• INPUT FOR THIS TASK:

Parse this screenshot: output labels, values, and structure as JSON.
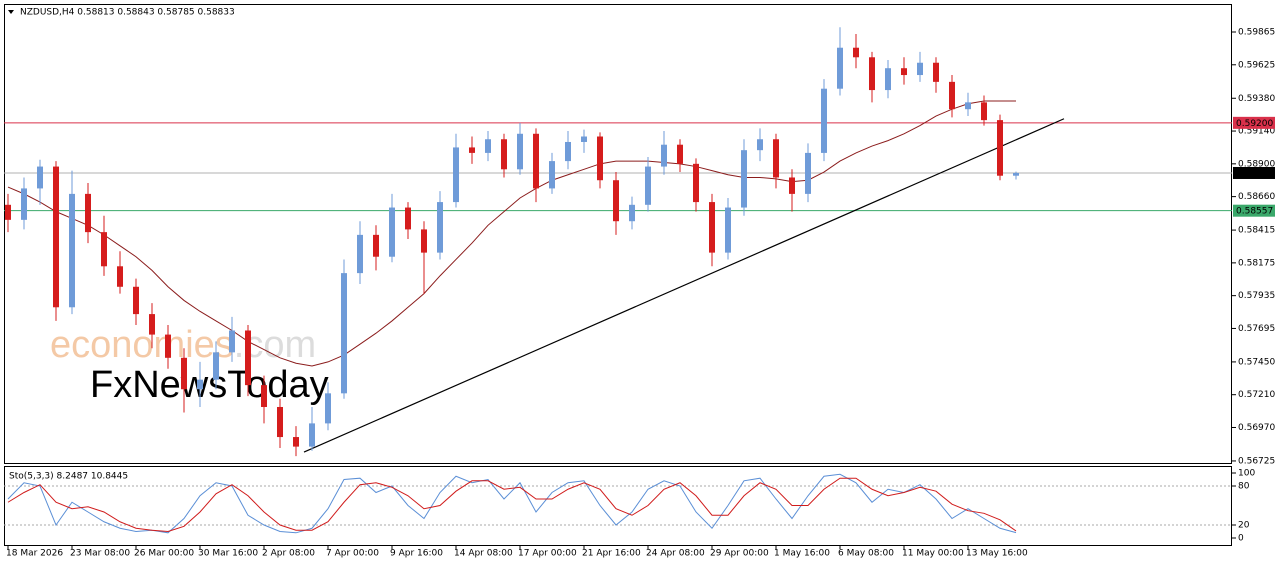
{
  "chart_data": {
    "type": "candlestick",
    "title": "NZDUSD,H4  0.58813 0.58843 0.58785 0.58833",
    "categories": [
      "18 Mar 2026",
      null,
      null,
      null,
      "23 Mar 08:00",
      null,
      null,
      null,
      "26 Mar 00:00",
      null,
      null,
      null,
      "30 Mar 16:00",
      null,
      null,
      null,
      "2 Apr 08:00",
      null,
      null,
      null,
      "7 Apr 00:00",
      null,
      null,
      null,
      "9 Apr 16:00",
      null,
      null,
      null,
      "14 Apr 08:00",
      null,
      null,
      null,
      "17 Apr 00:00",
      null,
      null,
      null,
      "21 Apr 16:00",
      null,
      null,
      null,
      "24 Apr 08:00",
      null,
      null,
      null,
      "29 Apr 00:00",
      null,
      null,
      null,
      "1 May 16:00",
      null,
      null,
      null,
      "6 May 08:00",
      null,
      null,
      null,
      "11 May 00:00",
      null,
      null,
      null,
      "13 May 16:00",
      null,
      null,
      null
    ],
    "candles": [
      [
        0.586,
        0.5868,
        0.584,
        0.5849
      ],
      [
        0.5849,
        0.588,
        0.5842,
        0.5872
      ],
      [
        0.5872,
        0.5893,
        0.586,
        0.5888
      ],
      [
        0.5888,
        0.5892,
        0.5775,
        0.5785
      ],
      [
        0.5785,
        0.5885,
        0.578,
        0.5868
      ],
      [
        0.5868,
        0.5876,
        0.5832,
        0.584
      ],
      [
        0.584,
        0.5852,
        0.5808,
        0.5815
      ],
      [
        0.5815,
        0.5826,
        0.5795,
        0.58
      ],
      [
        0.58,
        0.5806,
        0.5772,
        0.578
      ],
      [
        0.578,
        0.5788,
        0.5755,
        0.5765
      ],
      [
        0.5765,
        0.5772,
        0.574,
        0.5748
      ],
      [
        0.5748,
        0.5755,
        0.5708,
        0.5725
      ],
      [
        0.5725,
        0.5745,
        0.5712,
        0.5732
      ],
      [
        0.5732,
        0.576,
        0.5725,
        0.5752
      ],
      [
        0.5752,
        0.5778,
        0.5745,
        0.5768
      ],
      [
        0.5768,
        0.5772,
        0.572,
        0.5728
      ],
      [
        0.5728,
        0.5735,
        0.57,
        0.5712
      ],
      [
        0.5712,
        0.5718,
        0.5682,
        0.569
      ],
      [
        0.569,
        0.5698,
        0.5676,
        0.5683
      ],
      [
        0.5683,
        0.5712,
        0.568,
        0.57
      ],
      [
        0.57,
        0.573,
        0.5695,
        0.5722
      ],
      [
        0.5722,
        0.582,
        0.5718,
        0.581
      ],
      [
        0.581,
        0.5848,
        0.5802,
        0.5838
      ],
      [
        0.5838,
        0.5845,
        0.5812,
        0.5822
      ],
      [
        0.5822,
        0.5868,
        0.5818,
        0.5858
      ],
      [
        0.5858,
        0.5862,
        0.5835,
        0.5842
      ],
      [
        0.5842,
        0.5848,
        0.5795,
        0.5825
      ],
      [
        0.5825,
        0.587,
        0.582,
        0.5862
      ],
      [
        0.5862,
        0.5912,
        0.5858,
        0.5902
      ],
      [
        0.5902,
        0.591,
        0.589,
        0.5898
      ],
      [
        0.5898,
        0.5914,
        0.5892,
        0.5908
      ],
      [
        0.5908,
        0.5912,
        0.588,
        0.5886
      ],
      [
        0.5886,
        0.592,
        0.5882,
        0.5912
      ],
      [
        0.5912,
        0.5916,
        0.5862,
        0.5872
      ],
      [
        0.5872,
        0.5898,
        0.5868,
        0.5892
      ],
      [
        0.5892,
        0.5914,
        0.5886,
        0.5906
      ],
      [
        0.5906,
        0.5915,
        0.5898,
        0.591
      ],
      [
        0.591,
        0.5913,
        0.5872,
        0.5878
      ],
      [
        0.5878,
        0.5884,
        0.5838,
        0.5848
      ],
      [
        0.5848,
        0.5866,
        0.5842,
        0.586
      ],
      [
        0.586,
        0.5895,
        0.5855,
        0.5888
      ],
      [
        0.5888,
        0.5914,
        0.5882,
        0.5904
      ],
      [
        0.5904,
        0.5908,
        0.5884,
        0.589
      ],
      [
        0.589,
        0.5894,
        0.5855,
        0.5862
      ],
      [
        0.5862,
        0.5868,
        0.5815,
        0.5825
      ],
      [
        0.5825,
        0.5865,
        0.582,
        0.5858
      ],
      [
        0.5858,
        0.5908,
        0.5852,
        0.59
      ],
      [
        0.59,
        0.5916,
        0.5892,
        0.5908
      ],
      [
        0.5908,
        0.5912,
        0.5872,
        0.588
      ],
      [
        0.588,
        0.5886,
        0.5855,
        0.5868
      ],
      [
        0.5868,
        0.5905,
        0.5862,
        0.5898
      ],
      [
        0.5898,
        0.5952,
        0.5892,
        0.5945
      ],
      [
        0.5945,
        0.599,
        0.594,
        0.5975
      ],
      [
        0.5975,
        0.5985,
        0.596,
        0.5968
      ],
      [
        0.5968,
        0.5972,
        0.5935,
        0.5944
      ],
      [
        0.5944,
        0.5966,
        0.5938,
        0.596
      ],
      [
        0.596,
        0.5968,
        0.5948,
        0.5955
      ],
      [
        0.5955,
        0.5972,
        0.595,
        0.5964
      ],
      [
        0.5964,
        0.5968,
        0.5942,
        0.595
      ],
      [
        0.595,
        0.5955,
        0.5924,
        0.593
      ],
      [
        0.593,
        0.5942,
        0.5925,
        0.5935
      ],
      [
        0.5935,
        0.594,
        0.5918,
        0.5922
      ],
      [
        0.5922,
        0.5926,
        0.5878,
        0.58813
      ],
      [
        0.58813,
        0.58843,
        0.58785,
        0.58833
      ]
    ],
    "up_color": "#6f9bd8",
    "down_color": "#d51d1d",
    "ma": {
      "color": "#8b1c1c",
      "values": [
        0.5873,
        0.5868,
        0.5862,
        0.5855,
        0.585,
        0.5845,
        0.5838,
        0.583,
        0.5822,
        0.5812,
        0.58,
        0.579,
        0.5782,
        0.5775,
        0.5768,
        0.576,
        0.5754,
        0.5748,
        0.5744,
        0.5742,
        0.5745,
        0.575,
        0.5758,
        0.5766,
        0.5775,
        0.5785,
        0.5795,
        0.5808,
        0.582,
        0.5832,
        0.5845,
        0.5855,
        0.5865,
        0.5872,
        0.5878,
        0.5882,
        0.5886,
        0.589,
        0.5892,
        0.5892,
        0.5892,
        0.5891,
        0.589,
        0.5888,
        0.5885,
        0.5882,
        0.588,
        0.588,
        0.5879,
        0.5877,
        0.5878,
        0.5884,
        0.5892,
        0.5898,
        0.5903,
        0.5907,
        0.5912,
        0.5918,
        0.5925,
        0.593,
        0.5934,
        0.5936,
        0.5936,
        0.5936
      ]
    },
    "levels": [
      {
        "value": 0.592,
        "label": "0.59200",
        "color": "#d9304a"
      },
      {
        "value": 0.58833,
        "color": "#000000"
      },
      {
        "value": 0.58557,
        "color": "#3aa86a"
      }
    ],
    "trendline": {
      "from": [
        18.5,
        0.5679
      ],
      "to": [
        66,
        0.5923
      ],
      "color": "#000000"
    },
    "ylim": [
      0.5671,
      0.6007
    ],
    "yticks": [
      0.59865,
      0.59625,
      {
        "value": 0.5938,
        "label": "0.59380"
      },
      {
        "value": 0.5914,
        "label": "0.59140"
      },
      {
        "value": 0.589,
        "label": "0.58900"
      },
      {
        "value": 0.5866,
        "label": "0.58660"
      },
      0.58415,
      0.58175,
      0.57935,
      0.57695,
      {
        "value": 0.5745,
        "label": "0.57450"
      },
      {
        "value": 0.5721,
        "label": "0.57210"
      },
      {
        "value": 0.5697,
        "label": "0.56970"
      },
      0.56725
    ],
    "watermark": {
      "brand": "economies",
      "suffix": ".com",
      "sub": "FxNewsToday"
    },
    "oscillator": {
      "label": "Sto(5,3,3) 8.2487 10.8445",
      "ylim": [
        0,
        100
      ],
      "yticks": [
        100,
        80,
        20,
        0
      ],
      "levels": [
        80,
        20
      ],
      "series": [
        {
          "name": "main",
          "color": "#5b8fd6",
          "values": [
            60,
            85,
            80,
            20,
            55,
            40,
            25,
            15,
            10,
            12,
            8,
            30,
            65,
            85,
            80,
            35,
            20,
            10,
            8,
            15,
            45,
            90,
            92,
            70,
            80,
            50,
            30,
            70,
            95,
            85,
            90,
            60,
            85,
            40,
            70,
            85,
            88,
            50,
            20,
            40,
            75,
            88,
            80,
            40,
            15,
            50,
            88,
            92,
            60,
            30,
            65,
            95,
            98,
            85,
            55,
            75,
            70,
            82,
            60,
            30,
            45,
            30,
            15,
            8.2487
          ]
        },
        {
          "name": "signal",
          "color": "#d01c1c",
          "values": [
            55,
            70,
            82,
            55,
            45,
            48,
            40,
            25,
            15,
            12,
            10,
            18,
            40,
            68,
            82,
            65,
            40,
            20,
            12,
            12,
            25,
            55,
            82,
            85,
            78,
            65,
            45,
            50,
            72,
            88,
            88,
            75,
            78,
            60,
            60,
            75,
            85,
            75,
            45,
            35,
            50,
            75,
            85,
            65,
            35,
            35,
            65,
            85,
            75,
            50,
            50,
            75,
            92,
            92,
            75,
            65,
            70,
            78,
            72,
            52,
            42,
            38,
            28,
            10.8445
          ]
        }
      ]
    }
  }
}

• AIM OF THE TASK:
Lines containing the string "values" are to be selected and copied.

• FULL OUTPUT:
Parse this screenshot: output labels, values, and structure as JSON.
      "values": [
          "values": [
          "values": [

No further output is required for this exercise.